> [THE EXERCISE]
Restate all of the data exactly.

> [TASK MATERIAL]
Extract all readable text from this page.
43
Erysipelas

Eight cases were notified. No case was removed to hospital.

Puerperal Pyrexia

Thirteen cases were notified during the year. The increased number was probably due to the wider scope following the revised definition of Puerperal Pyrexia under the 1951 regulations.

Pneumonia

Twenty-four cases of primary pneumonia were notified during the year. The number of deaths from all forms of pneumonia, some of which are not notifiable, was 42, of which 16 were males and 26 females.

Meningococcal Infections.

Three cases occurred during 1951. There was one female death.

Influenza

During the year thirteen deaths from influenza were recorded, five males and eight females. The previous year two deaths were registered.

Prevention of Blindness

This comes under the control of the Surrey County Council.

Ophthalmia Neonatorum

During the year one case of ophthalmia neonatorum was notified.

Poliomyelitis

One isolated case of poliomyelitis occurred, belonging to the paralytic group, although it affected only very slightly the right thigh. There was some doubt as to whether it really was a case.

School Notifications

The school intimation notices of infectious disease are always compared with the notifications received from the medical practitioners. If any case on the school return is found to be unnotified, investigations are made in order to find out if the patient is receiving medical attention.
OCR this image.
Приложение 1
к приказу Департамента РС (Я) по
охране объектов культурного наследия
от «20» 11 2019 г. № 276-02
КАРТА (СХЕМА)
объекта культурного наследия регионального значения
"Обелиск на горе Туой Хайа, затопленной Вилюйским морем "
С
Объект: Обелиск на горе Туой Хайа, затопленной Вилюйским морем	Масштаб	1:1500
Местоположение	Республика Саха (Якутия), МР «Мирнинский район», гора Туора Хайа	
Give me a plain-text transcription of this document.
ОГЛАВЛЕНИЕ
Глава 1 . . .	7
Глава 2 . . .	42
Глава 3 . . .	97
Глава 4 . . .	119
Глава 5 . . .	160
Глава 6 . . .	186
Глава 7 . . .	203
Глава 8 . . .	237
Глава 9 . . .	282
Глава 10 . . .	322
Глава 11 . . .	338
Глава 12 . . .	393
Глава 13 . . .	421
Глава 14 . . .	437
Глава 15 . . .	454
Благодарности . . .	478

> [THE REPLY]
Extract all readable text from this page.
43
Erysipelas

Eight cases were notified. No case was removed to hospital.

Puerperal Pyrexia

Thirteen cases were notified during the year. The increased number was probably due to the wider scope following the revised definition of Puerperal Pyrexia under the 1951 regulations.

Pneumonia

Twenty-four cases of primary pneumonia were notified during the year. The number of deaths from all forms of pneumonia, some of which are not notifiable, was 42, of which 16 were males and 26 females.

Meningococcal Infections.

Three cases occurred during 1951. There was one female death.

Influenza

During the year thirteen deaths from influenza were recorded, five males and eight females. The previous year two deaths were registered.

Prevention of Blindness

This comes under the control of the Surrey County Council.

Ophthalmia Neonatorum

During the year one case of ophthalmia neonatorum was notified.

Poliomyelitis

One isolated case of poliomyelitis occurred, belonging to the paralytic group, although it affected only very slightly the right thigh. There was some doubt as to whether it really was a case.

School Notifications

The school intimation notices of infectious disease are always compared with the notifications received from the medical practitioners. If any case on the school return is found to be unnotified, investigations are made in order to find out if the patient is receiving medical attention.
OCR this image.
Приложение 1
к приказу Департамента РС (Я) по
охране объектов культурного наследия
от «20» 11 2019 г. № 276-02
КАРТА (СХЕМА)
объекта культурного наследия регионального значения
"Обелиск на горе Туой Хайа, затопленной Вилюйским морем "
С
Объект: Обелиск на горе Туой Хайа, затопленной Вилюйским морем	Масштаб	1:1500
Местоположение	Республика Саха (Якутия), МР «Мирнинский район», гора Туора Хайа	
Give me a plain-text transcription of this document.
ОГЛАВЛЕНИЕ
Глава 1 . . .	7
Глава 2 . . .	42
Глава 3 . . .	97
Глава 4 . . .	119
Глава 5 . . .	160
Глава 6 . . .	186
Глава 7 . . .	203
Глава 8 . . .	237
Глава 9 . . .	282
Глава 10 . . .	322
Глава 11 . . .	338
Глава 12 . . .	393
Глава 13 . . .	421
Глава 14 . . .	437
Глава 15 . . .	454
Благодарности . . .	478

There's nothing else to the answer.